* [INSTRUCTION]: Identify all lines in the data containing the string "MUNW". Copy them out.

■ ■ ■

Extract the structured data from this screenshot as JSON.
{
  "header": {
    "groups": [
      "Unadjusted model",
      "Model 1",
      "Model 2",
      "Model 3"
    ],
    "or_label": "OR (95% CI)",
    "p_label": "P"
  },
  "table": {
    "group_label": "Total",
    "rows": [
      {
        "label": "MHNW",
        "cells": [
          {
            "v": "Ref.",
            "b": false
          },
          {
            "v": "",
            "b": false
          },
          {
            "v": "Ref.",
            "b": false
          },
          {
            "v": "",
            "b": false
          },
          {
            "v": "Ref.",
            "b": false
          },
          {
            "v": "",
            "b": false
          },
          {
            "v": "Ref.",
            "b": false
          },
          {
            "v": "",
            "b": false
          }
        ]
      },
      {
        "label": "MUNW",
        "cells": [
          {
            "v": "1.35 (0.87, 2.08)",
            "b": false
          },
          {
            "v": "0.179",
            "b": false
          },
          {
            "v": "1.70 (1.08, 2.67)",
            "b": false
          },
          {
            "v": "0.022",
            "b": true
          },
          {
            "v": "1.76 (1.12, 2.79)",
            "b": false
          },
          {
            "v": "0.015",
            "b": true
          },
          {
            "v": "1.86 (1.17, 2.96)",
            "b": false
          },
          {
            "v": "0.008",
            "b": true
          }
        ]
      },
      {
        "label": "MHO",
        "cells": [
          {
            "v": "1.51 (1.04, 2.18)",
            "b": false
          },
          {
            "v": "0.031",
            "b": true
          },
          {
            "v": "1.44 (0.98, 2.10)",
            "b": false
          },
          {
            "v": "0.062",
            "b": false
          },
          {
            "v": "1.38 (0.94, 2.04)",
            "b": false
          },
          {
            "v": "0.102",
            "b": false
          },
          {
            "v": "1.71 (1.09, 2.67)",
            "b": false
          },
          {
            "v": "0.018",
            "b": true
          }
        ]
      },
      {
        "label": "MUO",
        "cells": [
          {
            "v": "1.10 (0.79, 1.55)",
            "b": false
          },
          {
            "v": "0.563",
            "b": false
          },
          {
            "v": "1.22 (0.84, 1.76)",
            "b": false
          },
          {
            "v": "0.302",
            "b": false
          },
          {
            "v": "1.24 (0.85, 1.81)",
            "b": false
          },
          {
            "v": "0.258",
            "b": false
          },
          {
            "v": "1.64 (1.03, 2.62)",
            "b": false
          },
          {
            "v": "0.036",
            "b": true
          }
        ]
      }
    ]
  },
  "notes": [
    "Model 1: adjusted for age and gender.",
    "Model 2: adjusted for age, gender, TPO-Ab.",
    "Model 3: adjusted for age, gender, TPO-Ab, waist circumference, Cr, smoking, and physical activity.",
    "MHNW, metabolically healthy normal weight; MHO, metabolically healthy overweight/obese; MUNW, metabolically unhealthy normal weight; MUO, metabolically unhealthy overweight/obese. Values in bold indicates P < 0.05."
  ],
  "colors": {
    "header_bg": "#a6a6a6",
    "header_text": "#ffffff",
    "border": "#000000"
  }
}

■ ■ ■

* [OUTPUT]:
        "label": "MUNW",
    "MHNW, metabolically healthy normal weight; MHO, metabolically healthy overweight/obese; MUNW, metabolically unhealthy normal weight; MUO, metabolically unhealthy overweight/obese. Values in bold indicates P < 0.05."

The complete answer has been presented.